### [Available data]

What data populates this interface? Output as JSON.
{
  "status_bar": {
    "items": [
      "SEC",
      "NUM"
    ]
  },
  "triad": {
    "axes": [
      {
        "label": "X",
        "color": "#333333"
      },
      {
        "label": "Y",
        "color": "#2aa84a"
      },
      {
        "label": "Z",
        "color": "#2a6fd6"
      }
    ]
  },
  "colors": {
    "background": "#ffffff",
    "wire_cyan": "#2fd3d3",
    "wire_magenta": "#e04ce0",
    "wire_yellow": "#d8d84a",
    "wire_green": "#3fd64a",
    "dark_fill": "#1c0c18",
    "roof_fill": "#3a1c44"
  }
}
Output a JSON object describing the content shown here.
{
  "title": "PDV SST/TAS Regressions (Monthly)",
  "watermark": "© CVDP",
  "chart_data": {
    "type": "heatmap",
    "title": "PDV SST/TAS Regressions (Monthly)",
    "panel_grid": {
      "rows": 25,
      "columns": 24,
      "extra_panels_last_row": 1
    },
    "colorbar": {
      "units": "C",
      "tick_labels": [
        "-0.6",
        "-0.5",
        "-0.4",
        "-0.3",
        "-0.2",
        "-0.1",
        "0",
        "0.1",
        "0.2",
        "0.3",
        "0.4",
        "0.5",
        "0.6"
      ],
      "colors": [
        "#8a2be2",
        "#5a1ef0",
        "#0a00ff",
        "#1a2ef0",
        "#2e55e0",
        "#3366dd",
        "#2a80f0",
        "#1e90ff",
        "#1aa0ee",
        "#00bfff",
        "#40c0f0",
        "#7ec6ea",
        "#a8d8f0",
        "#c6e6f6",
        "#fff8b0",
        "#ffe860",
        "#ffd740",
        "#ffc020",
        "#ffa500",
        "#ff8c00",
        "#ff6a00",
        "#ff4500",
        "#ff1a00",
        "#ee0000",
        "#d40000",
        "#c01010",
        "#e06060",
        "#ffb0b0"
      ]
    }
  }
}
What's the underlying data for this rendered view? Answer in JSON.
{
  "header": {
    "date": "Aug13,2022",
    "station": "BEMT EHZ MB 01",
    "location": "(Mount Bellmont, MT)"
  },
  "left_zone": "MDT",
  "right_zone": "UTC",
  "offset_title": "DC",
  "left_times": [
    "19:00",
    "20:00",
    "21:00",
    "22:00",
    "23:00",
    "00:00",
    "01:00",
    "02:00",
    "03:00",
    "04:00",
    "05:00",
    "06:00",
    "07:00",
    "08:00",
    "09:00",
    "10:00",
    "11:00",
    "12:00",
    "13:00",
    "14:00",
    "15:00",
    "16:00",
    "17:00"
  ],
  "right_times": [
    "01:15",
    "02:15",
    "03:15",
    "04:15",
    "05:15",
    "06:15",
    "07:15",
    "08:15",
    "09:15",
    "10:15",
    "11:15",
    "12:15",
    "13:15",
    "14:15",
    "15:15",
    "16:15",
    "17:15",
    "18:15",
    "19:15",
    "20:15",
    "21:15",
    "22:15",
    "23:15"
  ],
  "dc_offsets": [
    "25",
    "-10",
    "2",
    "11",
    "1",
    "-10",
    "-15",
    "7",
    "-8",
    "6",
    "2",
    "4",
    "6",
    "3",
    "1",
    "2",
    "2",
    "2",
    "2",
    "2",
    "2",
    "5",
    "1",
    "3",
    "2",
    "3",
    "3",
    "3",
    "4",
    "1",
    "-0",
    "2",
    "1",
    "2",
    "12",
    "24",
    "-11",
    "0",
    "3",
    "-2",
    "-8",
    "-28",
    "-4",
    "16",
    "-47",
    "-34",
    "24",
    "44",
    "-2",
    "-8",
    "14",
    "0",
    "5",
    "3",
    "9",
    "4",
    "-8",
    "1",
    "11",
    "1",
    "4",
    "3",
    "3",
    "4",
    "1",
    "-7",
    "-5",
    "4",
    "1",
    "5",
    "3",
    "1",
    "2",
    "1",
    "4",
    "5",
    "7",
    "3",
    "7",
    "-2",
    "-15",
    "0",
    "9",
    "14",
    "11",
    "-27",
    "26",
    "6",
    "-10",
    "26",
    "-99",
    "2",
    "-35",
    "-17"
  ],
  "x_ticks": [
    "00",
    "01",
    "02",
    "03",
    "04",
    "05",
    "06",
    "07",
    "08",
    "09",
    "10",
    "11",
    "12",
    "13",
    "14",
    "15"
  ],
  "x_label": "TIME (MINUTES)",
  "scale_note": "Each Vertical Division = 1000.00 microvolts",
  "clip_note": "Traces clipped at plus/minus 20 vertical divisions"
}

### [The exercise]
Retype all of the material, keeping each line exact.

### [Finished exercise]
What data populates this interface? Output as JSON.
{
  "status_bar": {
    "items": [
      "SEC",
      "NUM"
    ]
  },
  "triad": {
    "axes": [
      {
        "label": "X",
        "color": "#333333"
      },
      {
        "label": "Y",
        "color": "#2aa84a"
      },
      {
        "label": "Z",
        "color": "#2a6fd6"
      }
    ]
  },
  "colors": {
    "background": "#ffffff",
    "wire_cyan": "#2fd3d3",
    "wire_magenta": "#e04ce0",
    "wire_yellow": "#d8d84a",
    "wire_green": "#3fd64a",
    "dark_fill": "#1c0c18",
    "roof_fill": "#3a1c44"
  }
}
Output a JSON object describing the content shown here.
{
  "title": "PDV SST/TAS Regressions (Monthly)",
  "watermark": "© CVDP",
  "chart_data": {
    "type": "heatmap",
    "title": "PDV SST/TAS Regressions (Monthly)",
    "panel_grid": {
      "rows": 25,
      "columns": 24,
      "extra_panels_last_row": 1
    },
    "colorbar": {
      "units": "C",
      "tick_labels": [
        "-0.6",
        "-0.5",
        "-0.4",
        "-0.3",
        "-0.2",
        "-0.1",
        "0",
        "0.1",
        "0.2",
        "0.3",
        "0.4",
        "0.5",
        "0.6"
      ],
      "colors": [
        "#8a2be2",
        "#5a1ef0",
        "#0a00ff",
        "#1a2ef0",
        "#2e55e0",
        "#3366dd",
        "#2a80f0",
        "#1e90ff",
        "#1aa0ee",
        "#00bfff",
        "#40c0f0",
        "#7ec6ea",
        "#a8d8f0",
        "#c6e6f6",
        "#fff8b0",
        "#ffe860",
        "#ffd740",
        "#ffc020",
        "#ffa500",
        "#ff8c00",
        "#ff6a00",
        "#ff4500",
        "#ff1a00",
        "#ee0000",
        "#d40000",
        "#c01010",
        "#e06060",
        "#ffb0b0"
      ]
    }
  }
}
What's the underlying data for this rendered view? Answer in JSON.
{
  "header": {
    "date": "Aug13,2022",
    "station": "BEMT EHZ MB 01",
    "location": "(Mount Bellmont, MT)"
  },
  "left_zone": "MDT",
  "right_zone": "UTC",
  "offset_title": "DC",
  "left_times": [
    "19:00",
    "20:00",
    "21:00",
    "22:00",
    "23:00",
    "00:00",
    "01:00",
    "02:00",
    "03:00",
    "04:00",
    "05:00",
    "06:00",
    "07:00",
    "08:00",
    "09:00",
    "10:00",
    "11:00",
    "12:00",
    "13:00",
    "14:00",
    "15:00",
    "16:00",
    "17:00"
  ],
  "right_times": [
    "01:15",
    "02:15",
    "03:15",
    "04:15",
    "05:15",
    "06:15",
    "07:15",
    "08:15",
    "09:15",
    "10:15",
    "11:15",
    "12:15",
    "13:15",
    "14:15",
    "15:15",
    "16:15",
    "17:15",
    "18:15",
    "19:15",
    "20:15",
    "21:15",
    "22:15",
    "23:15"
  ],
  "dc_offsets": [
    "25",
    "-10",
    "2",
    "11",
    "1",
    "-10",
    "-15",
    "7",
    "-8",
    "6",
    "2",
    "4",
    "6",
    "3",
    "1",
    "2",
    "2",
    "2",
    "2",
    "2",
    "2",
    "5",
    "1",
    "3",
    "2",
    "3",
    "3",
    "3",
    "4",
    "1",
    "-0",
    "2",
    "1",
    "2",
    "12",
    "24",
    "-11",
    "0",
    "3",
    "-2",
    "-8",
    "-28",
    "-4",
    "16",
    "-47",
    "-34",
    "24",
    "44",
    "-2",
    "-8",
    "14",
    "0",
    "5",
    "3",
    "9",
    "4",
    "-8",
    "1",
    "11",
    "1",
    "4",
    "3",
    "3",
    "4",
    "1",
    "-7",
    "-5",
    "4",
    "1",
    "5",
    "3",
    "1",
    "2",
    "1",
    "4",
    "5",
    "7",
    "3",
    "7",
    "-2",
    "-15",
    "0",
    "9",
    "14",
    "11",
    "-27",
    "26",
    "6",
    "-10",
    "26",
    "-99",
    "2",
    "-35",
    "-17"
  ],
  "x_ticks": [
    "00",
    "01",
    "02",
    "03",
    "04",
    "05",
    "06",
    "07",
    "08",
    "09",
    "10",
    "11",
    "12",
    "13",
    "14",
    "15"
  ],
  "x_label": "TIME (MINUTES)",
  "scale_note": "Each Vertical Division = 1000.00 microvolts",
  "clip_note": "Traces clipped at plus/minus 20 vertical divisions"
}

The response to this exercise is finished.